Job:
Go through the records and show each line where the word "text" occurs.

Data to process:
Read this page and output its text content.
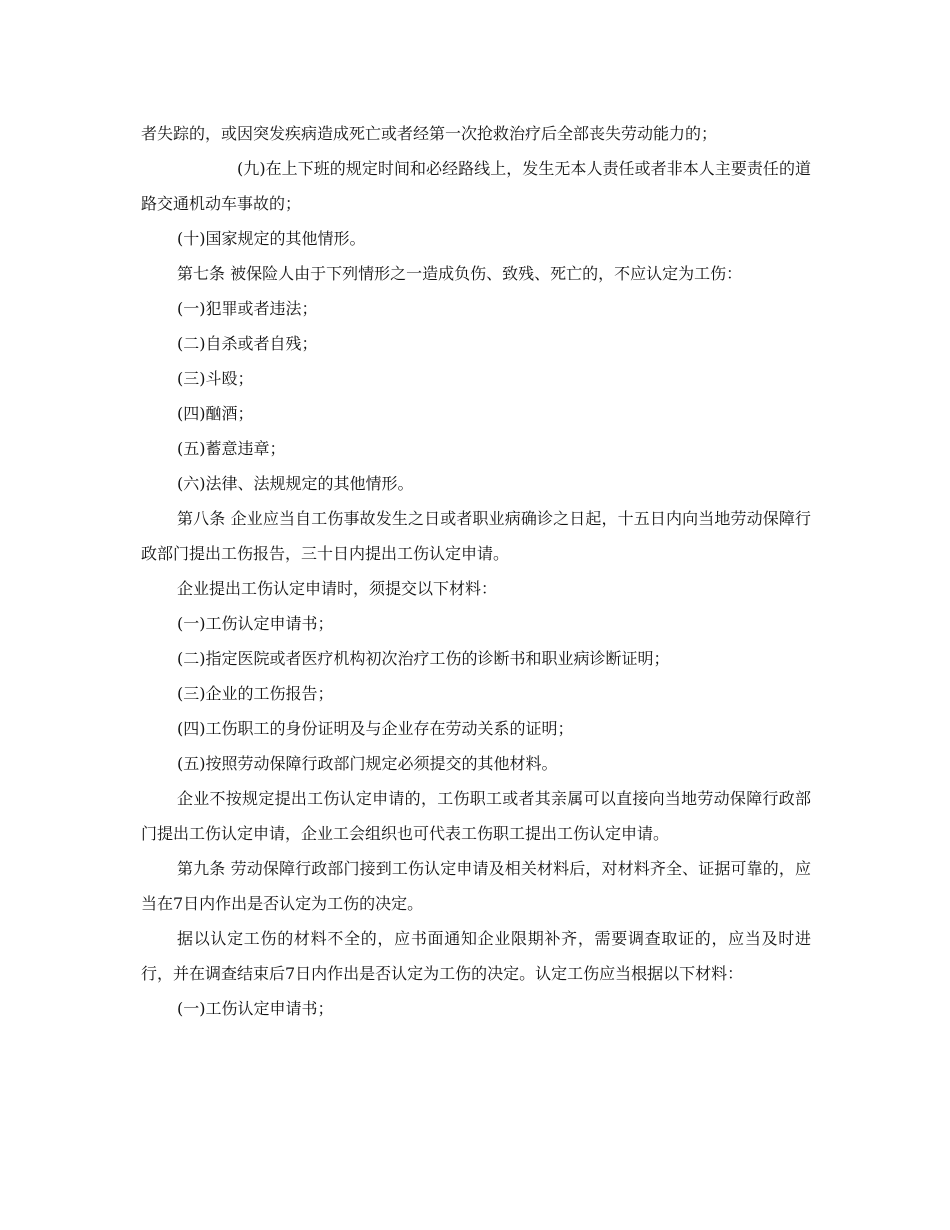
者失踪的，或因突发疾病造成死亡或者经第一次抢救治疗后全部丧失劳动能力的；

(九)在上下班的规定时间和必经路线上，发生无本人责任或者非本人主要责任的道路交通机动车事故的；

(十)国家规定的其他情形。

第七条 被保险人由于下列情形之一造成负伤、致残、死亡的，不应认定为工伤：

(一)犯罪或者违法；

(二)自杀或者自残；

(三)斗殴；

(四)酗酒；

(五)蓄意违章；

(六)法律、法规规定的其他情形。

第八条 企业应当自工伤事故发生之日或者职业病确诊之日起，十五日内向当地劳动保障行政部门提出工伤报告，三十日内提出工伤认定申请。

企业提出工伤认定申请时，须提交以下材料：

(一)工伤认定申请书；

(二)指定医院或者医疗机构初次治疗工伤的诊断书和职业病诊断证明；

(三)企业的工伤报告；

(四)工伤职工的身份证明及与企业存在劳动关系的证明；

(五)按照劳动保障行政部门规定必须提交的其他材料。

企业不按规定提出工伤认定申请的，工伤职工或者其亲属可以直接向当地劳动保障行政部门提出工伤认定申请，企业工会组织也可代表工伤职工提出工伤认定申请。

第九条 劳动保障行政部门接到工伤认定申请及相关材料后，对材料齐全、证据可靠的，应当在7日内作出是否认定为工伤的决定。

据以认定工伤的材料不全的，应书面通知企业限期补齐，需要调查取证的，应当及时进行，并在调查结束后7日内作出是否认定为工伤的决定。认定工伤应当根据以下材料：

(一)工伤认定申请书；
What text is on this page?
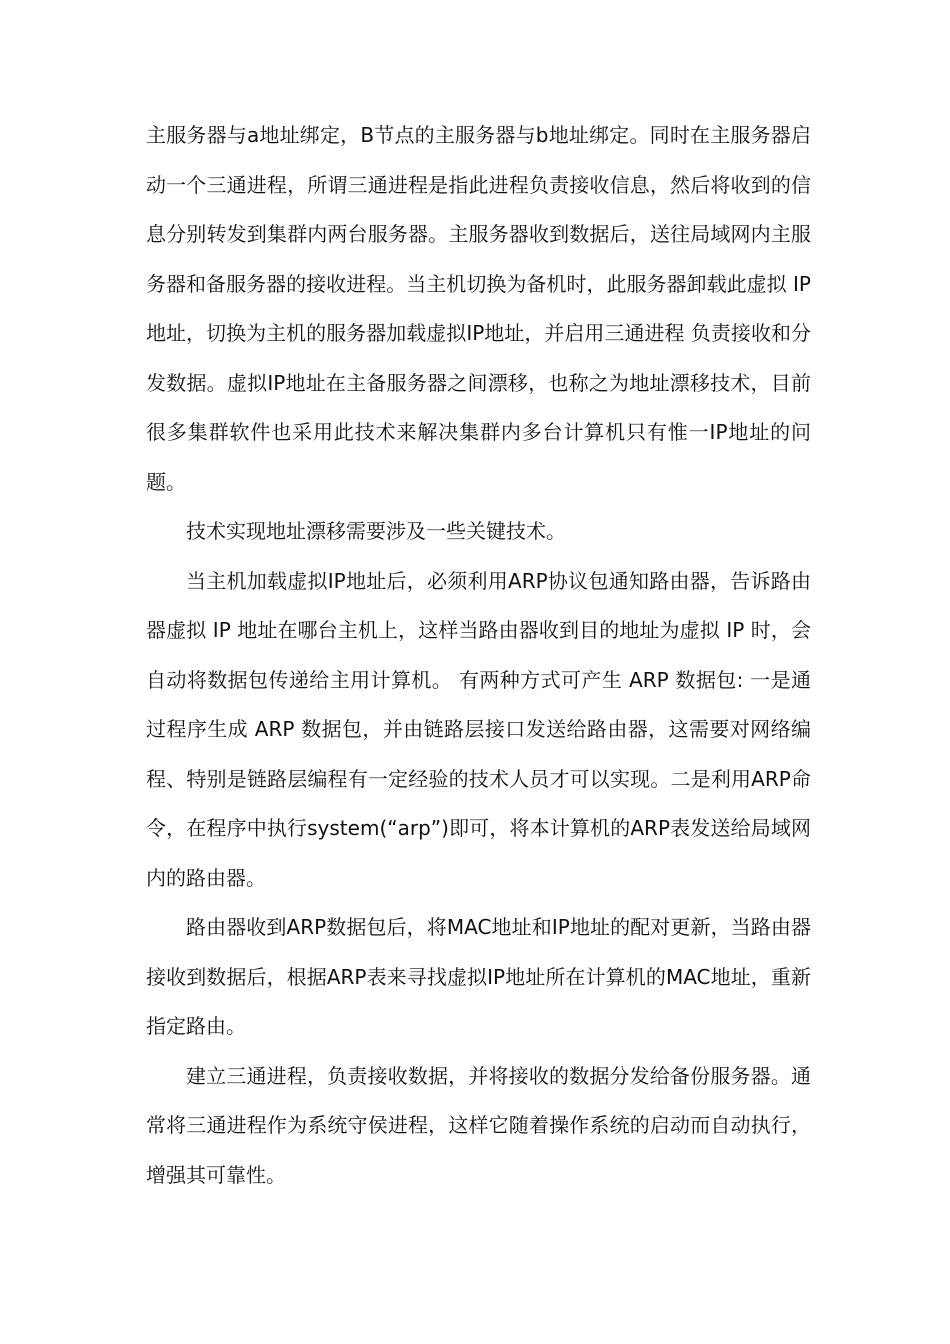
主服务器与a地址绑定，B节点的主服务器与b地址绑定。同时在主服务器启动一个三通进程，所谓三通进程是指此进程负责接收信息，然后将收到的信息分别转发到集群内两台服务器。主服务器收到数据后，送往局域网内主服务器和备服务器的接收进程。当主机切换为备机时，此服务器卸载此虚拟 IP 地址，切换为主机的服务器加载虚拟IP地址，并启用三通进程 负责接收和分发数据。虚拟IP地址在主备服务器之间漂移，也称之为地址漂移技术，目前很多集群软件也采用此技术来解决集群内多台计算机只有惟一IP地址的问题。

技术实现地址漂移需要涉及一些关键技术。

当主机加载虚拟IP地址后，必须利用ARP协议包通知路由器，告诉路由器虚拟 IP 地址在哪台主机上，这样当路由器收到目的地址为虚拟 IP 时，会自动将数据包传递给主用计算机。 有两种方式可产生 ARP 数据包: 一是通过程序生成 ARP 数据包，并由链路层接口发送给路由器，这需要对网络编程、特别是链路层编程有一定经验的技术人员才可以实现。二是利用ARP命令，在程序中执行system(“arp”)即可，将本计算机的ARP表发送给局域网内的路由器。

路由器收到ARP数据包后，将MAC地址和IP地址的配对更新，当路由器接收到数据后，根据ARP表来寻找虚拟IP地址所在计算机的MAC地址，重新指定路由。

建立三通进程，负责接收数据，并将接收的数据分发给备份服务器。通常将三通进程作为系统守侯进程，这样它随着操作系统的启动而自动执行，增强其可靠性。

Response to the exercise:
Read this page and output its text content.
What text is on this page?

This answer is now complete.